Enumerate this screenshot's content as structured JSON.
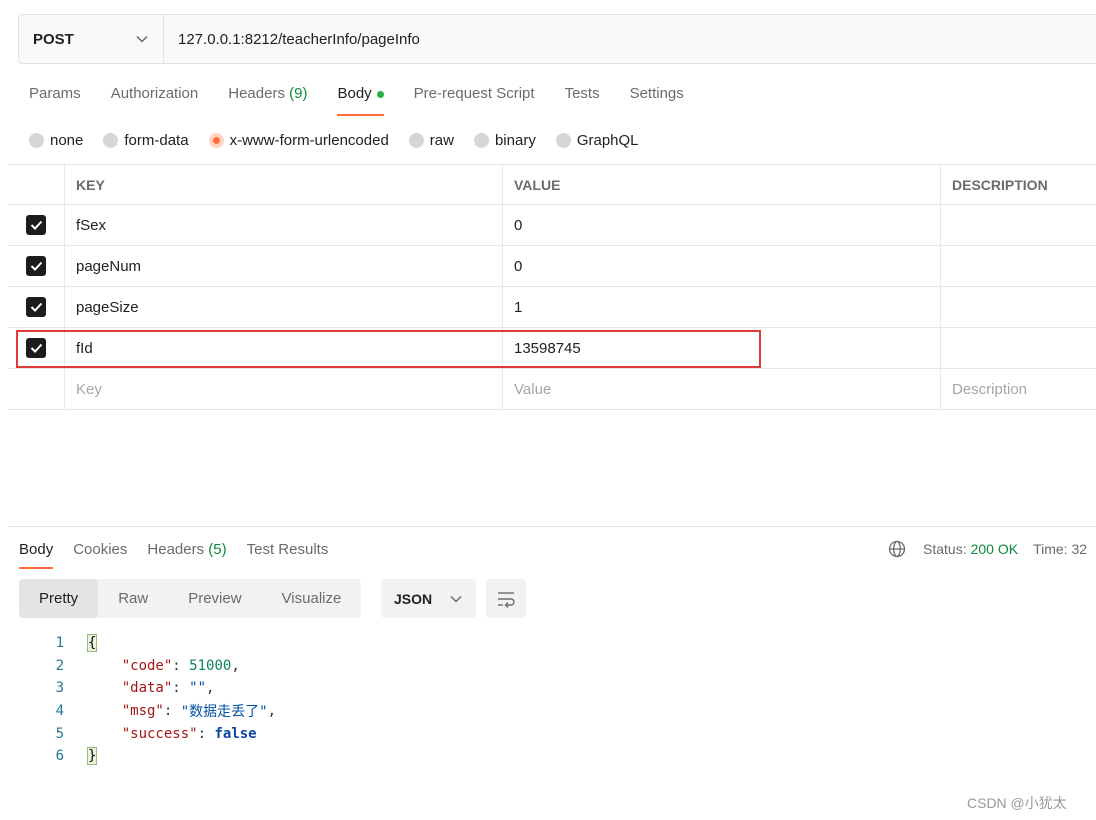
{
  "request": {
    "method": "POST",
    "url": "127.0.0.1:8212/teacherInfo/pageInfo"
  },
  "request_tabs": [
    {
      "label": "Params",
      "count": ""
    },
    {
      "label": "Authorization",
      "count": ""
    },
    {
      "label": "Headers",
      "count": "(9)"
    },
    {
      "label": "Body",
      "count": ""
    },
    {
      "label": "Pre-request Script",
      "count": ""
    },
    {
      "label": "Tests",
      "count": ""
    },
    {
      "label": "Settings",
      "count": ""
    }
  ],
  "body_types": [
    "none",
    "form-data",
    "x-www-form-urlencoded",
    "raw",
    "binary",
    "GraphQL"
  ],
  "selected_body_type": "x-www-form-urlencoded",
  "table": {
    "headers": {
      "key": "KEY",
      "value": "VALUE",
      "description": "DESCRIPTION"
    },
    "rows": [
      {
        "key": "fSex",
        "value": "0",
        "checked": true
      },
      {
        "key": "pageNum",
        "value": "0",
        "checked": true
      },
      {
        "key": "pageSize",
        "value": "1",
        "checked": true
      },
      {
        "key": "fId",
        "value": "13598745",
        "checked": true
      }
    ],
    "placeholders": {
      "key": "Key",
      "value": "Value",
      "description": "Description"
    }
  },
  "response_tabs": [
    {
      "label": "Body",
      "count": ""
    },
    {
      "label": "Cookies",
      "count": ""
    },
    {
      "label": "Headers",
      "count": "(5)"
    },
    {
      "label": "Test Results",
      "count": ""
    }
  ],
  "status": {
    "label": "Status:",
    "value": "200 OK",
    "time_label": "Time: 32"
  },
  "view_modes": [
    "Pretty",
    "Raw",
    "Preview",
    "Visualize"
  ],
  "format": "JSON",
  "response_lines": [
    {
      "n": "1",
      "text": "{"
    },
    {
      "n": "2",
      "key": "\"code\"",
      "sep": ": ",
      "val": "51000",
      "end": ","
    },
    {
      "n": "3",
      "key": "\"data\"",
      "sep": ": ",
      "val": "\"\"",
      "end": ","
    },
    {
      "n": "4",
      "key": "\"msg\"",
      "sep": ": ",
      "val": "\"数据走丢了\"",
      "end": ","
    },
    {
      "n": "5",
      "key": "\"success\"",
      "sep": ": ",
      "val": "false",
      "end": ""
    },
    {
      "n": "6",
      "text": "}"
    }
  ],
  "watermark": "CSDN @小犹太"
}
+ + + + + + +
■ Objective:
Count the lines above that contain the word "urlencoded", and give only that number.

■ Answer to this task:
2